◆ Instruction
Copy, from the entries below, each line in which the string "content" appears.

[start]

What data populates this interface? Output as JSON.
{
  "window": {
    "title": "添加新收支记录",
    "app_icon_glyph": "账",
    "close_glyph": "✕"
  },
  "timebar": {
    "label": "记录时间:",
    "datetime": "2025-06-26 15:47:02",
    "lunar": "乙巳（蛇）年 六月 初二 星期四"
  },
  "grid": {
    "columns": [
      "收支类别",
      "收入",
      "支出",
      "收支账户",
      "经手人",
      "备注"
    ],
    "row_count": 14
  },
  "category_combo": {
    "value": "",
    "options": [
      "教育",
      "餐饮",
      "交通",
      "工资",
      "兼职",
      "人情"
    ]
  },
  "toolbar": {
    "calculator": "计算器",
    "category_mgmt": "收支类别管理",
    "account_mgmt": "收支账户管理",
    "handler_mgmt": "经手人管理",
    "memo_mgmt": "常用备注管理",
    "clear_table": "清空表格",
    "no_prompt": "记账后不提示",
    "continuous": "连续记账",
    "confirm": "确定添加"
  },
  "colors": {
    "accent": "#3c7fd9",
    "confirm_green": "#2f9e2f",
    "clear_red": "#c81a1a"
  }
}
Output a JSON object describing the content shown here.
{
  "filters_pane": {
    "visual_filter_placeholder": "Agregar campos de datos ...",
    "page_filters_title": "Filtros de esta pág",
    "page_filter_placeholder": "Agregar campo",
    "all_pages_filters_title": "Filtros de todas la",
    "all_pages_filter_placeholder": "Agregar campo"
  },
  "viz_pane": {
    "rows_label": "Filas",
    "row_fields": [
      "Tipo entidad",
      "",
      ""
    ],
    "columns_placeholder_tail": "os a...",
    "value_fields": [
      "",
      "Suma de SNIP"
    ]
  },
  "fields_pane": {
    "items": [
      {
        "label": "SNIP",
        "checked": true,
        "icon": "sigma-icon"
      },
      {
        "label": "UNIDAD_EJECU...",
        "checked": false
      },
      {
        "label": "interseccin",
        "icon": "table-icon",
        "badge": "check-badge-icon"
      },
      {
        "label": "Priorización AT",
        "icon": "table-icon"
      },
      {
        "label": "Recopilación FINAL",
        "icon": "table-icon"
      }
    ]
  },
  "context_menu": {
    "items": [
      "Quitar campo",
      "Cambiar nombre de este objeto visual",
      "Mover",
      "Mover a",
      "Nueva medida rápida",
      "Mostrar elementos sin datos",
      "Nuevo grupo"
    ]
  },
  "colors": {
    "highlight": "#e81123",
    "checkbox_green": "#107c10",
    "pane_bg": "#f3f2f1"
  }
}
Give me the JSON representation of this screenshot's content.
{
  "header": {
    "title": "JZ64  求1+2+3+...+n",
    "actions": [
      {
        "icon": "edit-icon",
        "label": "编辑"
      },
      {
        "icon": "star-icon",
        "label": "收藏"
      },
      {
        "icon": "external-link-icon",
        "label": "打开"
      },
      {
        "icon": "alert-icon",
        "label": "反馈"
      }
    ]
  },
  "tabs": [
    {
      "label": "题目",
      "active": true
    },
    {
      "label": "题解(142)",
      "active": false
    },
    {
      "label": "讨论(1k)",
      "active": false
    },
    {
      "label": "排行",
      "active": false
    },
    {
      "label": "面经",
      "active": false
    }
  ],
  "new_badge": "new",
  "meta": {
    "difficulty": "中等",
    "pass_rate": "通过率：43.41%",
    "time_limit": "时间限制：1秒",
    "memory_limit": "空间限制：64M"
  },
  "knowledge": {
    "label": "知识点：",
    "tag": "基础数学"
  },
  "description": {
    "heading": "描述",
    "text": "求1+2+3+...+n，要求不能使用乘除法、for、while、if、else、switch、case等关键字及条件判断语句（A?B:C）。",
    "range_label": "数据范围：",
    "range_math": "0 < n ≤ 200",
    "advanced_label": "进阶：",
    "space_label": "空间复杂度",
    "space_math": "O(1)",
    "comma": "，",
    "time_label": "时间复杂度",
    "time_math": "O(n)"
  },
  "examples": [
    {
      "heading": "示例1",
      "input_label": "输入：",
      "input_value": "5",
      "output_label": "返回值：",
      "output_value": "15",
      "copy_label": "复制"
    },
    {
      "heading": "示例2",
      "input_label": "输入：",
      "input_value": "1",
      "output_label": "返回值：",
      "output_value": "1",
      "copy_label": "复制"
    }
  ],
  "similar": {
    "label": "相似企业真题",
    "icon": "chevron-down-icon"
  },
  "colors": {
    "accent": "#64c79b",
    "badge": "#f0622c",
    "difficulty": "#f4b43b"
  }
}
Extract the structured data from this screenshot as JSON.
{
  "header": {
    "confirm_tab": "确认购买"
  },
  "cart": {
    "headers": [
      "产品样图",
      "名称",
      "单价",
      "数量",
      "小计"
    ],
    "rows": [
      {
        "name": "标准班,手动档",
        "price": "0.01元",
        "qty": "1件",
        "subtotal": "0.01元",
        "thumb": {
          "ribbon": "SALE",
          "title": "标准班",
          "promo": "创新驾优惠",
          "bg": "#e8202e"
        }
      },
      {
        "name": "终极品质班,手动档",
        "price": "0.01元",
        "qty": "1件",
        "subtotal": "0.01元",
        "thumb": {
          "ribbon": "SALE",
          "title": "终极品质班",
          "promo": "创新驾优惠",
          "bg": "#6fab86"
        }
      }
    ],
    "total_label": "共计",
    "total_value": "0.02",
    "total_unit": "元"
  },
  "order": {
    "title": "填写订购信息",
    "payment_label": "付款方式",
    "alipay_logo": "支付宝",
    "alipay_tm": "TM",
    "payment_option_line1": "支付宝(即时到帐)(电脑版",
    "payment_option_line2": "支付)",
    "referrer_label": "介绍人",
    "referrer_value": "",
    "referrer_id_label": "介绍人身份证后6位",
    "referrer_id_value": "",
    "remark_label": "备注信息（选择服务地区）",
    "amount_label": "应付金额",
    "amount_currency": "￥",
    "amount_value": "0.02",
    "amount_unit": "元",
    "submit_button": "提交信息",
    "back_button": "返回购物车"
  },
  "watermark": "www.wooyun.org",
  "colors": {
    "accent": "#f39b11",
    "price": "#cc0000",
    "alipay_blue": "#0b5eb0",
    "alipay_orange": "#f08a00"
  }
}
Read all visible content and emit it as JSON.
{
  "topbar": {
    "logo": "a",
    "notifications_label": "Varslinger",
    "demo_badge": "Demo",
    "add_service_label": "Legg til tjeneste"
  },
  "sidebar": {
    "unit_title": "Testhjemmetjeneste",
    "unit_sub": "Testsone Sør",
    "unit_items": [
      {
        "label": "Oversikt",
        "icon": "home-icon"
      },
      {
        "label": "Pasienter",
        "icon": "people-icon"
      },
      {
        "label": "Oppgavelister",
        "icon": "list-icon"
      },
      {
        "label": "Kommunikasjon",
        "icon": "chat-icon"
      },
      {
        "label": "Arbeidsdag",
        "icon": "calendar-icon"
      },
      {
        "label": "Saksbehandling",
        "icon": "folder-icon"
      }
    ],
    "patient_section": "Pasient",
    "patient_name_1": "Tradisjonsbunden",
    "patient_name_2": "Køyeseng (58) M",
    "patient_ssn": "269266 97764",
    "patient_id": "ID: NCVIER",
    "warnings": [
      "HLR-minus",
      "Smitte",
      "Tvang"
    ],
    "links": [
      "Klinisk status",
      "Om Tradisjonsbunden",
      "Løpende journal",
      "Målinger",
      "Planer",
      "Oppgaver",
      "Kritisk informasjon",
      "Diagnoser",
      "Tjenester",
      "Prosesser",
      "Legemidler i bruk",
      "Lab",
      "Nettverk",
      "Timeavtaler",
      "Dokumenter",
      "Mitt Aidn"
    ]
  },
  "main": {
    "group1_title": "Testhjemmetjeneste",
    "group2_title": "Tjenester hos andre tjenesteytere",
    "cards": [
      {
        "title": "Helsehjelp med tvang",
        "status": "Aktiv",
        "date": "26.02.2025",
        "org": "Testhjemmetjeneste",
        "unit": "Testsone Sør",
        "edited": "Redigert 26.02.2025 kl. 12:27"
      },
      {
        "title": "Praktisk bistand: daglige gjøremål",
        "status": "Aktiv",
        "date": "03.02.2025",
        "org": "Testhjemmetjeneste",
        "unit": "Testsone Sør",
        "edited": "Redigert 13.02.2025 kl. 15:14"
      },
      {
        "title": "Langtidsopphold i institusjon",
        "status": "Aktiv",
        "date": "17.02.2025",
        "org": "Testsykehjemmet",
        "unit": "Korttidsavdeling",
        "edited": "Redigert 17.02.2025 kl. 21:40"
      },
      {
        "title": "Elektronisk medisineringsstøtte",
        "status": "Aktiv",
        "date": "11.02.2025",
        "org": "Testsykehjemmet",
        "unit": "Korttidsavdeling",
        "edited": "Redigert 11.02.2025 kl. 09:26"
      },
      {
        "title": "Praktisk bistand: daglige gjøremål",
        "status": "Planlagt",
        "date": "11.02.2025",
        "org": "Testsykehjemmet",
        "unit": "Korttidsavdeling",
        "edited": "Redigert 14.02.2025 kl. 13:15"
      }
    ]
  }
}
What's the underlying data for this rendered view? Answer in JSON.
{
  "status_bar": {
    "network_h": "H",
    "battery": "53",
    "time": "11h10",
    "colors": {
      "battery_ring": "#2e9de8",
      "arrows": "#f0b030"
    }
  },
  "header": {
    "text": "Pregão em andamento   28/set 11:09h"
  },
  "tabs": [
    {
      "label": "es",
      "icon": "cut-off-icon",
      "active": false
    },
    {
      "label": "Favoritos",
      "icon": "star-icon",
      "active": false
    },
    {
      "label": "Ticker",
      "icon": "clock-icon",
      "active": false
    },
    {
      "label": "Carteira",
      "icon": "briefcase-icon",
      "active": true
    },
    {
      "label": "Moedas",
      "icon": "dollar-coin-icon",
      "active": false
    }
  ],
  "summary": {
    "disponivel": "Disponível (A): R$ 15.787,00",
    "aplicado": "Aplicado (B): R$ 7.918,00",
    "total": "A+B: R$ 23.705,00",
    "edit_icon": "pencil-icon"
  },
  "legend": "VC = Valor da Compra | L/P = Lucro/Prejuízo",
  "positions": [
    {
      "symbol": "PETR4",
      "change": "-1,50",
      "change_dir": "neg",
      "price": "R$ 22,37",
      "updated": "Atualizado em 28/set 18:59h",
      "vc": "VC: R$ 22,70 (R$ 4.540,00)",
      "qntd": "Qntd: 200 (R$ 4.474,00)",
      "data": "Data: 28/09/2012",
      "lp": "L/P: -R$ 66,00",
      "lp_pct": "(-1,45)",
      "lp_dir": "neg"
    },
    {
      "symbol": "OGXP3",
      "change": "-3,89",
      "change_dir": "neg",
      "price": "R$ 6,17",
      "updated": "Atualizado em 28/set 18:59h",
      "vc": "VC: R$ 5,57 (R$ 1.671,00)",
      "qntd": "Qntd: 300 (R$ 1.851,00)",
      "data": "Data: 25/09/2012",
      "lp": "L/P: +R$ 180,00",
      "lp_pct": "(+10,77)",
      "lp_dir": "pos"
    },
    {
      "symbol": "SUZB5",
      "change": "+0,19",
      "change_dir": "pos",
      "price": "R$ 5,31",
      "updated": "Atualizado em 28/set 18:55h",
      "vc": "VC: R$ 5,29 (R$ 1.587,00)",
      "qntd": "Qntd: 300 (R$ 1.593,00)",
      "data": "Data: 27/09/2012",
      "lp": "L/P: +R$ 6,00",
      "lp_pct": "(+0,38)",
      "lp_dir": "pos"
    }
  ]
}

[end]

◆ Output of the task
Output a JSON object describing the content shown here.
Give me the JSON representation of this screenshot's content.
Read all visible content and emit it as JSON.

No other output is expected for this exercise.